EXERCISE DESCRIPTION ▸
Reproduce the listing below verbatim.

Stored data entries
START

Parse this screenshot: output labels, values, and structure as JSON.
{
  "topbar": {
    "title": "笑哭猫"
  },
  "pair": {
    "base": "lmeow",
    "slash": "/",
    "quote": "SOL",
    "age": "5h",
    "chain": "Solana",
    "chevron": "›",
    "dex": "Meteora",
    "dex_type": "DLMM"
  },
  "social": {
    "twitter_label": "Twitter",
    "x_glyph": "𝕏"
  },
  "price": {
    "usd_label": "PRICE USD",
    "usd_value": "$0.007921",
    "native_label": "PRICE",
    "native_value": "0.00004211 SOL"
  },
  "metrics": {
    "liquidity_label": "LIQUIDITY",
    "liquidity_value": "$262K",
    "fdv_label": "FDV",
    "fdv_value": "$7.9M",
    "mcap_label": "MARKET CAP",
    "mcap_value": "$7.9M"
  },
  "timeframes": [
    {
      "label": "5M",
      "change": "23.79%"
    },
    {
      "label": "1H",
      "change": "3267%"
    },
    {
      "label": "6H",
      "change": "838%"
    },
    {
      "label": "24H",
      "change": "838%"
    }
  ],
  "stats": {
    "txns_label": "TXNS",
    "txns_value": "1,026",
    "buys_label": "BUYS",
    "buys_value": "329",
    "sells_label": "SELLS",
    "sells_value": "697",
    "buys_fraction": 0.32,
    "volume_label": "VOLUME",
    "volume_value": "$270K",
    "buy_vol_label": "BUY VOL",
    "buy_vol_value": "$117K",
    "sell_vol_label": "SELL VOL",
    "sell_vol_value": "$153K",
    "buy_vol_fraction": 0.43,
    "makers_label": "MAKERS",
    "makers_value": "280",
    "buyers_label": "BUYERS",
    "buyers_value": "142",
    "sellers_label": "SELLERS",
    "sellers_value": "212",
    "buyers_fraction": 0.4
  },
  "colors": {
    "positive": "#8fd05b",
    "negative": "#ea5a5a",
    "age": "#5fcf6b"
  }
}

END

SOLUTION FOR THIS PROBLEM ▸
Parse this screenshot: output labels, values, and structure as JSON.
{
  "topbar": {
    "title": "笑哭猫"
  },
  "pair": {
    "base": "lmeow",
    "slash": "/",
    "quote": "SOL",
    "age": "5h",
    "chain": "Solana",
    "chevron": "›",
    "dex": "Meteora",
    "dex_type": "DLMM"
  },
  "social": {
    "twitter_label": "Twitter",
    "x_glyph": "𝕏"
  },
  "price": {
    "usd_label": "PRICE USD",
    "usd_value": "$0.007921",
    "native_label": "PRICE",
    "native_value": "0.00004211 SOL"
  },
  "metrics": {
    "liquidity_label": "LIQUIDITY",
    "liquidity_value": "$262K",
    "fdv_label": "FDV",
    "fdv_value": "$7.9M",
    "mcap_label": "MARKET CAP",
    "mcap_value": "$7.9M"
  },
  "timeframes": [
    {
      "label": "5M",
      "change": "23.79%"
    },
    {
      "label": "1H",
      "change": "3267%"
    },
    {
      "label": "6H",
      "change": "838%"
    },
    {
      "label": "24H",
      "change": "838%"
    }
  ],
  "stats": {
    "txns_label": "TXNS",
    "txns_value": "1,026",
    "buys_label": "BUYS",
    "buys_value": "329",
    "sells_label": "SELLS",
    "sells_value": "697",
    "buys_fraction": 0.32,
    "volume_label": "VOLUME",
    "volume_value": "$270K",
    "buy_vol_label": "BUY VOL",
    "buy_vol_value": "$117K",
    "sell_vol_label": "SELL VOL",
    "sell_vol_value": "$153K",
    "buy_vol_fraction": 0.43,
    "makers_label": "MAKERS",
    "makers_value": "280",
    "buyers_label": "BUYERS",
    "buyers_value": "142",
    "sellers_label": "SELLERS",
    "sellers_value": "212",
    "buyers_fraction": 0.4
  },
  "colors": {
    "positive": "#8fd05b",
    "negative": "#ea5a5a",
    "age": "#5fcf6b"
  }
}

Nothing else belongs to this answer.